Go through the data below and gather each line containing "page".

[Saved entries]
################

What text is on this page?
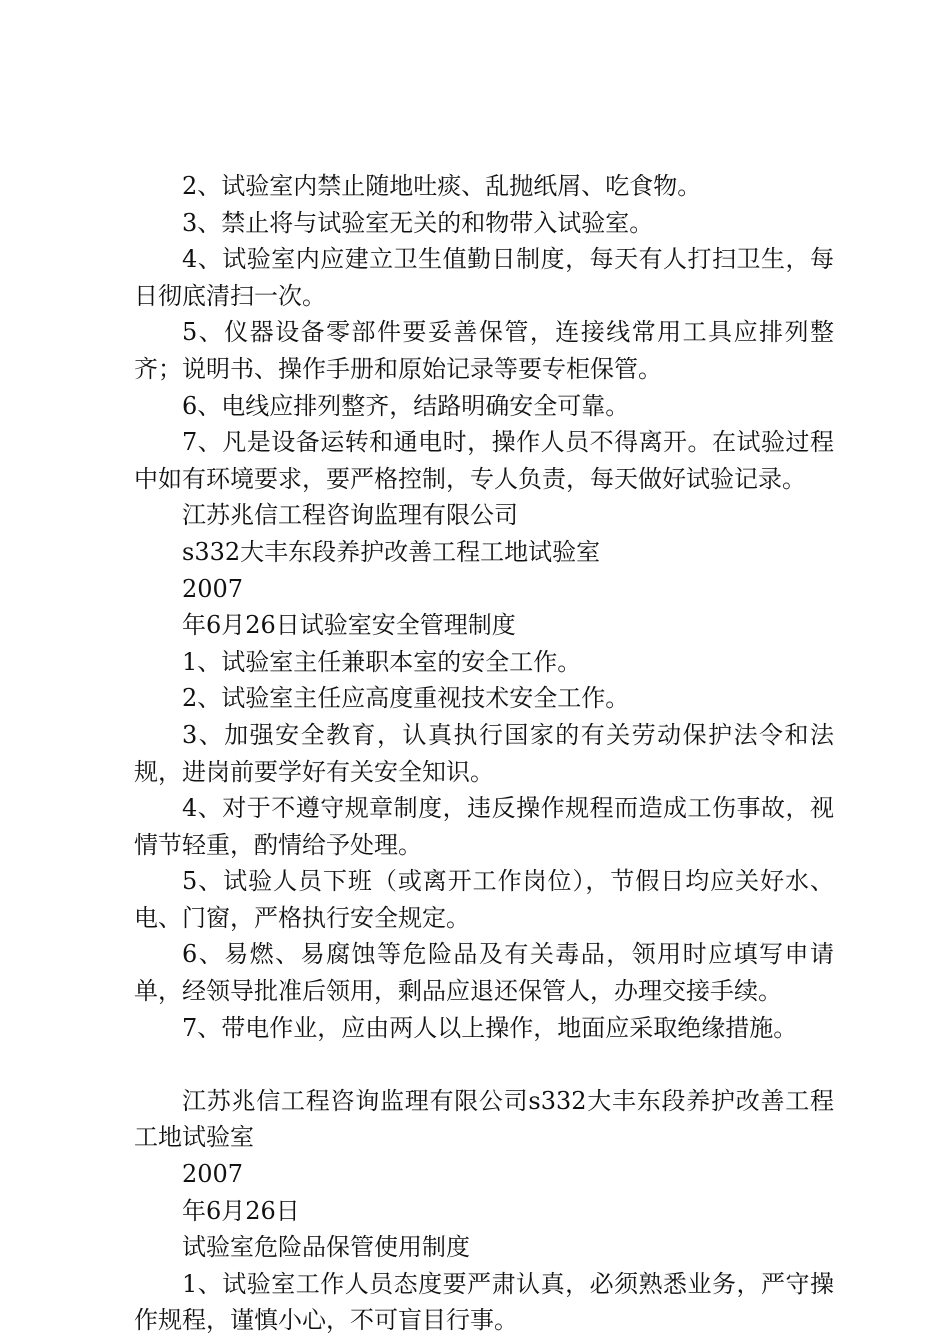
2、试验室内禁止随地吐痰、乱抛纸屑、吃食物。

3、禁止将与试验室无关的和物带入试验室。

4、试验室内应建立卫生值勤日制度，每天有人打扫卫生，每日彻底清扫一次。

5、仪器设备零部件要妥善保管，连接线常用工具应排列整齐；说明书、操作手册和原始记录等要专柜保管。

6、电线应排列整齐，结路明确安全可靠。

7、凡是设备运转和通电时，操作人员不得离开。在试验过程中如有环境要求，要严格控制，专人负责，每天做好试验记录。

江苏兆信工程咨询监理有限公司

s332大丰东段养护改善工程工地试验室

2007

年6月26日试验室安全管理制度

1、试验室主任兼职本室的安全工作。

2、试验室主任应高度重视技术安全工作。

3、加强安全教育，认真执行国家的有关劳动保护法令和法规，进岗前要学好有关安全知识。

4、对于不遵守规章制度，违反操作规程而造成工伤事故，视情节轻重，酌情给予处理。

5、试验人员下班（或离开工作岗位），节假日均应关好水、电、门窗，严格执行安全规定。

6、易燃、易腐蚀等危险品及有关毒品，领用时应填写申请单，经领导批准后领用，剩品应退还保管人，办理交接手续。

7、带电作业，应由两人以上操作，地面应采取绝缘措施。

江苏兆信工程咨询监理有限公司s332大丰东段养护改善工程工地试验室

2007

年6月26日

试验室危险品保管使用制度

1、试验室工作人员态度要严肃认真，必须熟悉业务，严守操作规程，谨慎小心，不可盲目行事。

################

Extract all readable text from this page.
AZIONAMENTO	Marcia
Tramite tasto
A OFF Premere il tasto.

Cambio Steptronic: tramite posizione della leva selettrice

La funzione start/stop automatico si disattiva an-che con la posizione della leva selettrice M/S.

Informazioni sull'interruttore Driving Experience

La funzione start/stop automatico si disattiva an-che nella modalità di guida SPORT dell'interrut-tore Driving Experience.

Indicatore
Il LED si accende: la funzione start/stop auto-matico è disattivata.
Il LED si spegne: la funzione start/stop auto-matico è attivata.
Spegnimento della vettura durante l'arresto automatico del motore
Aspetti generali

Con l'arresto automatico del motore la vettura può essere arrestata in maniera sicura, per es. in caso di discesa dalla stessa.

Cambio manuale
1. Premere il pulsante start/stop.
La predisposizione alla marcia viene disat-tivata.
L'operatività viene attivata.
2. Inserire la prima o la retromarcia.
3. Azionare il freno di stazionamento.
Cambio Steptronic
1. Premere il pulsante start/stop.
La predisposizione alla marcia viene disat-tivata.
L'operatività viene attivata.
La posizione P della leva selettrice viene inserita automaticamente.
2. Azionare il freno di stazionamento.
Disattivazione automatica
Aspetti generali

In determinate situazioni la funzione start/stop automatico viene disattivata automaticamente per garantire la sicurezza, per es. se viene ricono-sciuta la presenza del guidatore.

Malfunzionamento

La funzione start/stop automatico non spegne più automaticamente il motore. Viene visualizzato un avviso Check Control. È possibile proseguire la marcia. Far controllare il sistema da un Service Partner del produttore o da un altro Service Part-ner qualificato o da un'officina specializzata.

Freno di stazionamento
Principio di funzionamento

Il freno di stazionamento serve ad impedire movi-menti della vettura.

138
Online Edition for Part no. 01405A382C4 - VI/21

################

### Solution to the exercise
What text is on this page?
Extract all readable text from this page.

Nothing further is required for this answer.